→ **WORK REQUEST**:
Return the part of the Bernice Goodman biography between "- Died: April" and "of Social Work.", inclusive, copied word for word.

→ **DOCUMENT SECTION**:
- - -
- Bernice Goodman, from a 1979 publication
- Born: Bernice Evelyn Goodman June 27, 1927 Hot Springs, Arkansas, U.S.
- Died: April 27, 2003 (aged 75)
- Occupations: Social worker, therapist, activist

= Bernice Goodman =

American social workers

Bernice Evelyn Goodman (June 27, 1927 – April 27, 2003) was an American social worker, therapist, and activist for women's rights, gay rights, child welfare, and civil rights. She was described as "one of the unsung heroes of the gay liberation movement."

==Early life and education==
Goodman was born in Hot Springs, Arkansas, and raised in Long Beach, New York, the daughter of Bernard L. Goodman and Dorothy K. Neumann Goodman. Her family was Jewish. She graduated from the University of Wisconsin in 1948. She earned a master's degree in social work at Columbia University School of Social Work.
==Career==
Goodman was a social worker and "one of New York's few openly lesbian therapists" in the early 1970s. In 1973, she and Charles Silverstein were prominent in the successful effort to removed homosexuality from the American Psychiatric Association's list of mental disorders. She and Silverstein co-founded Identity House, a peer counseling program in New York. Identity House developed into the Institute for Human Identity. In 1976 she started a lesbian writers' group with some of her patients, including Audre Lorde, Blanche Cook, Michelle Cliff, and Adrienne Rich. She also studied lesbian mothers and their children's lives, and created the first policies on the care of lesbian and gay clients at the National Association of Social Workers Delegate Assembly in 1978.
- - -
Bounding box prediction data:
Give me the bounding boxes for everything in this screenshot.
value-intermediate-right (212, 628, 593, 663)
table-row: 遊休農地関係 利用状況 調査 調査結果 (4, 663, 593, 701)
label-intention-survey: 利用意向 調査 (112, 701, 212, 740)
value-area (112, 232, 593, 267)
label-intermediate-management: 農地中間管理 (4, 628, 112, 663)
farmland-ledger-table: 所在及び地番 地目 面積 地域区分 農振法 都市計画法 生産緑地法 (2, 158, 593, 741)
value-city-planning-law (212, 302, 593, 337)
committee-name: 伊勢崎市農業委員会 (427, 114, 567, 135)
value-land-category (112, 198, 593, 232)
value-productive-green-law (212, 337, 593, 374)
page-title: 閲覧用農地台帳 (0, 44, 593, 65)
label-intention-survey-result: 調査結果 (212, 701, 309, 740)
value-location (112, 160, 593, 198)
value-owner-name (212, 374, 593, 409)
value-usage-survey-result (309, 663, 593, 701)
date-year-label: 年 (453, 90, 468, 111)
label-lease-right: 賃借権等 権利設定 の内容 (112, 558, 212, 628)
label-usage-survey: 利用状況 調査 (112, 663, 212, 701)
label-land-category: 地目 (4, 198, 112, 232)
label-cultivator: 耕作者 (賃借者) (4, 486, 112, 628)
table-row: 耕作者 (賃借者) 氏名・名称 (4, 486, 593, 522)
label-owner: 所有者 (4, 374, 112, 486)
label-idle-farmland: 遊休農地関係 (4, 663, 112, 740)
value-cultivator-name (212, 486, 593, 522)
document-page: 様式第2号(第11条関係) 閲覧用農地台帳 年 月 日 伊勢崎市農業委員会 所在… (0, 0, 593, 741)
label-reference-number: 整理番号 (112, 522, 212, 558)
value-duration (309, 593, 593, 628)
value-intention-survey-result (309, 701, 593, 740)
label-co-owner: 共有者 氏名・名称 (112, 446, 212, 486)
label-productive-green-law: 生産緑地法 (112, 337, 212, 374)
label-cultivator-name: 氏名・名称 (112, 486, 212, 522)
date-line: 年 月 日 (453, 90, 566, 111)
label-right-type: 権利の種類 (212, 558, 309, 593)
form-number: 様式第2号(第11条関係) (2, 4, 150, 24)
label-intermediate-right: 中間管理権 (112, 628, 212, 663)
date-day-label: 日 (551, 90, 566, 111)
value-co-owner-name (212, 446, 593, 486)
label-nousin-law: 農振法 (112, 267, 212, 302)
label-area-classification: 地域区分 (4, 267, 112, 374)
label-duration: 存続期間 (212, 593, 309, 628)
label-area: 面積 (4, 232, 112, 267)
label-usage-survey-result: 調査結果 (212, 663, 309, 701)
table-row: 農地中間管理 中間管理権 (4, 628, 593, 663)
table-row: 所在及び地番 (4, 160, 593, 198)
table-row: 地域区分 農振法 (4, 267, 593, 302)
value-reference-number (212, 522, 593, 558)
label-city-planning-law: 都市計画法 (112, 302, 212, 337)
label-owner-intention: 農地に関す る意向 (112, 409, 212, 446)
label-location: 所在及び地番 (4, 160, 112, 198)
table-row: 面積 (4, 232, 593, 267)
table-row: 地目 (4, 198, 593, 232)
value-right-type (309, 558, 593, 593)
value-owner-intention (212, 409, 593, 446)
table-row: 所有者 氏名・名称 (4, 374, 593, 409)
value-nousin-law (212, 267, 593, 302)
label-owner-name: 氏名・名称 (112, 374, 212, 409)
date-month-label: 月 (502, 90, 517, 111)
- - -
→ **ANSWER FOR THE TASK**:
- Died: April 27, 2003 (aged 75)
- Occupations: Social worker, therapist, activist

= Bernice Goodman =

American social workers

Bernice Evelyn Goodman (June 27, 1927 – April 27, 2003) was an American social worker, therapist, and activist for women's rights, gay rights, child welfare, and civil rights. She was described as "one of the unsung heroes of the gay liberation movement."

==Early life and education==
Goodman was born in Hot Springs, Arkansas, and raised in Long Beach, New York, the daughter of Bernard L. Goodman and Dorothy K. Neumann Goodman. Her family was Jewish. She graduated from the University of Wisconsin in 1948. She earned a master's degree in social work at Columbia University School of Social Work.